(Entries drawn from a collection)
## Start
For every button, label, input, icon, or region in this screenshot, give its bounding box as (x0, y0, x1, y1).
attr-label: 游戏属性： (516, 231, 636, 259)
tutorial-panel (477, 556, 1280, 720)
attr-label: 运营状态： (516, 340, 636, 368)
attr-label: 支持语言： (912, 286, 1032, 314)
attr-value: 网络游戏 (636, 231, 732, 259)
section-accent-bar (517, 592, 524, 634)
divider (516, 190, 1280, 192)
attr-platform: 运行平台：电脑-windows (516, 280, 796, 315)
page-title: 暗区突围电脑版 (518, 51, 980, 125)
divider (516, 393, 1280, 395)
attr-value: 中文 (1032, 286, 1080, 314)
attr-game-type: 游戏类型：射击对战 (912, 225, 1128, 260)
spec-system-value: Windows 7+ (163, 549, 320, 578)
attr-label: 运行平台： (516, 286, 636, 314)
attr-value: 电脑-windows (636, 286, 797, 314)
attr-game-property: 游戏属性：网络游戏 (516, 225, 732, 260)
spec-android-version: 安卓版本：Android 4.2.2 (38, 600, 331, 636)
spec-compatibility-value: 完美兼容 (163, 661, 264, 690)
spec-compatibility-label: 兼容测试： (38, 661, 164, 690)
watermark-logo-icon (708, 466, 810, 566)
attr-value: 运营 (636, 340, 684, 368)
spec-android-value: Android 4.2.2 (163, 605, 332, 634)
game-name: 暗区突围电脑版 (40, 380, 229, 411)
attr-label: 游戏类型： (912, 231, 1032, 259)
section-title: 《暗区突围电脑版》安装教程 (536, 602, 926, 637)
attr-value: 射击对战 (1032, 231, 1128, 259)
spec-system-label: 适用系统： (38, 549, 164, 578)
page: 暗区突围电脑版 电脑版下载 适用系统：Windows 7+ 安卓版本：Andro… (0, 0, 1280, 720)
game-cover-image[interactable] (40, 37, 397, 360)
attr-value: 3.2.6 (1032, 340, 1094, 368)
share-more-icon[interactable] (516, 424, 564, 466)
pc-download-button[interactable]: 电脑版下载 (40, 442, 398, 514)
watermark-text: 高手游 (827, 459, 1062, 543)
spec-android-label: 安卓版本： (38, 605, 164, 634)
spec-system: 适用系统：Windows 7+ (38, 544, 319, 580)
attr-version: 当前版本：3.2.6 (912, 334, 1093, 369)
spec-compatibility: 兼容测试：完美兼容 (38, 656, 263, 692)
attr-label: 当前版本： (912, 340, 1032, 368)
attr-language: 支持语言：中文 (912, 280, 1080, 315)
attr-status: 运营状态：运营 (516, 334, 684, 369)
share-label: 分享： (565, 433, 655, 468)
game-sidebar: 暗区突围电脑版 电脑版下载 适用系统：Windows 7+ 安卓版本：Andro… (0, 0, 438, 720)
## End
:: Exercise ::
Copy out every line of the records above word for word, keeping each character, number, and punctuation mark unchanged.

:: Solution to the exercise ::
For every button, label, input, icon, or region in this screenshot, give its bounding box as (x0, y0, x1, y1).
attr-label: 游戏属性： (516, 231, 636, 259)
tutorial-panel (477, 556, 1280, 720)
attr-label: 运营状态： (516, 340, 636, 368)
attr-label: 支持语言： (912, 286, 1032, 314)
attr-value: 网络游戏 (636, 231, 732, 259)
section-accent-bar (517, 592, 524, 634)
divider (516, 190, 1280, 192)
attr-platform: 运行平台：电脑-windows (516, 280, 796, 315)
page-title: 暗区突围电脑版 (518, 51, 980, 125)
divider (516, 393, 1280, 395)
attr-value: 中文 (1032, 286, 1080, 314)
attr-game-type: 游戏类型：射击对战 (912, 225, 1128, 260)
spec-system-value: Windows 7+ (163, 549, 320, 578)
attr-label: 运行平台： (516, 286, 636, 314)
attr-value: 电脑-windows (636, 286, 797, 314)
attr-game-property: 游戏属性：网络游戏 (516, 225, 732, 260)
spec-android-version: 安卓版本：Android 4.2.2 (38, 600, 331, 636)
spec-compatibility-value: 完美兼容 (163, 661, 264, 690)
spec-compatibility-label: 兼容测试： (38, 661, 164, 690)
watermark-logo-icon (708, 466, 810, 566)
attr-value: 运营 (636, 340, 684, 368)
spec-android-value: Android 4.2.2 (163, 605, 332, 634)
game-name: 暗区突围电脑版 (40, 380, 229, 411)
attr-label: 游戏类型： (912, 231, 1032, 259)
section-title: 《暗区突围电脑版》安装教程 (536, 602, 926, 637)
attr-value: 射击对战 (1032, 231, 1128, 259)
spec-system-label: 适用系统： (38, 549, 164, 578)
page: 暗区突围电脑版 电脑版下载 适用系统：Windows 7+ 安卓版本：Andro… (0, 0, 1280, 720)
game-cover-image[interactable] (40, 37, 397, 360)
attr-value: 3.2.6 (1032, 340, 1094, 368)
share-more-icon[interactable] (516, 424, 564, 466)
pc-download-button[interactable]: 电脑版下载 (40, 442, 398, 514)
watermark-text: 高手游 (827, 459, 1062, 543)
spec-android-label: 安卓版本： (38, 605, 164, 634)
spec-system: 适用系统：Windows 7+ (38, 544, 319, 580)
attr-version: 当前版本：3.2.6 (912, 334, 1093, 369)
spec-compatibility: 兼容测试：完美兼容 (38, 656, 263, 692)
attr-label: 当前版本： (912, 340, 1032, 368)
attr-language: 支持语言：中文 (912, 280, 1080, 315)
attr-status: 运营状态：运营 (516, 334, 684, 369)
share-label: 分享： (565, 433, 655, 468)
game-sidebar: 暗区突围电脑版 电脑版下载 适用系统：Windows 7+ 安卓版本：Andro… (0, 0, 438, 720)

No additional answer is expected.